- Written task
Quote every entry word for word.

- Data listing

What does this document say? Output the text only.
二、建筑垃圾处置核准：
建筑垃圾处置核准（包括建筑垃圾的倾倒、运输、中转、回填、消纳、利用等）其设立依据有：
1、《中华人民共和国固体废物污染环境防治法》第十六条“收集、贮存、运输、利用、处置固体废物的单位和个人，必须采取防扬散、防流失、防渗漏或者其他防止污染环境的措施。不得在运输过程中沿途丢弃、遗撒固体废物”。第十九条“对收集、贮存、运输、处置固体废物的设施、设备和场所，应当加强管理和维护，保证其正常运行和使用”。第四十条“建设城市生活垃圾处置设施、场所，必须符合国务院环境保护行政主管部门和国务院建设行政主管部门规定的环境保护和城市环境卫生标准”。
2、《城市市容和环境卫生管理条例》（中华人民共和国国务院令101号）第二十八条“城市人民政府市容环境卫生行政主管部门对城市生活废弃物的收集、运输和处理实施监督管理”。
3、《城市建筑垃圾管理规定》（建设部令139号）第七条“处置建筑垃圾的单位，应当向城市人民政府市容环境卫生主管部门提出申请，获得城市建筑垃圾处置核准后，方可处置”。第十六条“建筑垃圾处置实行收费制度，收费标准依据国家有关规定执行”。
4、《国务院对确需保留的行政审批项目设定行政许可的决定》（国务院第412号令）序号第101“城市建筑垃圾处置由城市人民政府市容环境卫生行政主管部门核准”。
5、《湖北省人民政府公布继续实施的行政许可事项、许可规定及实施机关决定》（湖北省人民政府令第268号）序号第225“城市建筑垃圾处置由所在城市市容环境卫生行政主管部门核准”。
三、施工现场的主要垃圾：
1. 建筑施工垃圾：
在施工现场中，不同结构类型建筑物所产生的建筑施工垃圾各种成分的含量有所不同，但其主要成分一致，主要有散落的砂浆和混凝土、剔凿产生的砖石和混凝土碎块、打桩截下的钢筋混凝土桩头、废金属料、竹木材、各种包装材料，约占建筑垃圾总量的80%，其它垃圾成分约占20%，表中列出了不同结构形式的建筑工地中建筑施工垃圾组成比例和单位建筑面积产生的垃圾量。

- Response
What does this document say? Output the text only.
二、建筑垃圾处置核准：
建筑垃圾处置核准（包括建筑垃圾的倾倒、运输、中转、回填、消纳、利用等）其设立依据有：
1、《中华人民共和国固体废物污染环境防治法》第十六条“收集、贮存、运输、利用、处置固体废物的单位和个人，必须采取防扬散、防流失、防渗漏或者其他防止污染环境的措施。不得在运输过程中沿途丢弃、遗撒固体废物”。第十九条“对收集、贮存、运输、处置固体废物的设施、设备和场所，应当加强管理和维护，保证其正常运行和使用”。第四十条“建设城市生活垃圾处置设施、场所，必须符合国务院环境保护行政主管部门和国务院建设行政主管部门规定的环境保护和城市环境卫生标准”。
2、《城市市容和环境卫生管理条例》（中华人民共和国国务院令101号）第二十八条“城市人民政府市容环境卫生行政主管部门对城市生活废弃物的收集、运输和处理实施监督管理”。
3、《城市建筑垃圾管理规定》（建设部令139号）第七条“处置建筑垃圾的单位，应当向城市人民政府市容环境卫生主管部门提出申请，获得城市建筑垃圾处置核准后，方可处置”。第十六条“建筑垃圾处置实行收费制度，收费标准依据国家有关规定执行”。
4、《国务院对确需保留的行政审批项目设定行政许可的决定》（国务院第412号令）序号第101“城市建筑垃圾处置由城市人民政府市容环境卫生行政主管部门核准”。
5、《湖北省人民政府公布继续实施的行政许可事项、许可规定及实施机关决定》（湖北省人民政府令第268号）序号第225“城市建筑垃圾处置由所在城市市容环境卫生行政主管部门核准”。
三、施工现场的主要垃圾：
1. 建筑施工垃圾：
在施工现场中，不同结构类型建筑物所产生的建筑施工垃圾各种成分的含量有所不同，但其主要成分一致，主要有散落的砂浆和混凝土、剔凿产生的砖石和混凝土碎块、打桩截下的钢筋混凝土桩头、废金属料、竹木材、各种包装材料，约占建筑垃圾总量的80%，其它垃圾成分约占20%，表中列出了不同结构形式的建筑工地中建筑施工垃圾组成比例和单位建筑面积产生的垃圾量。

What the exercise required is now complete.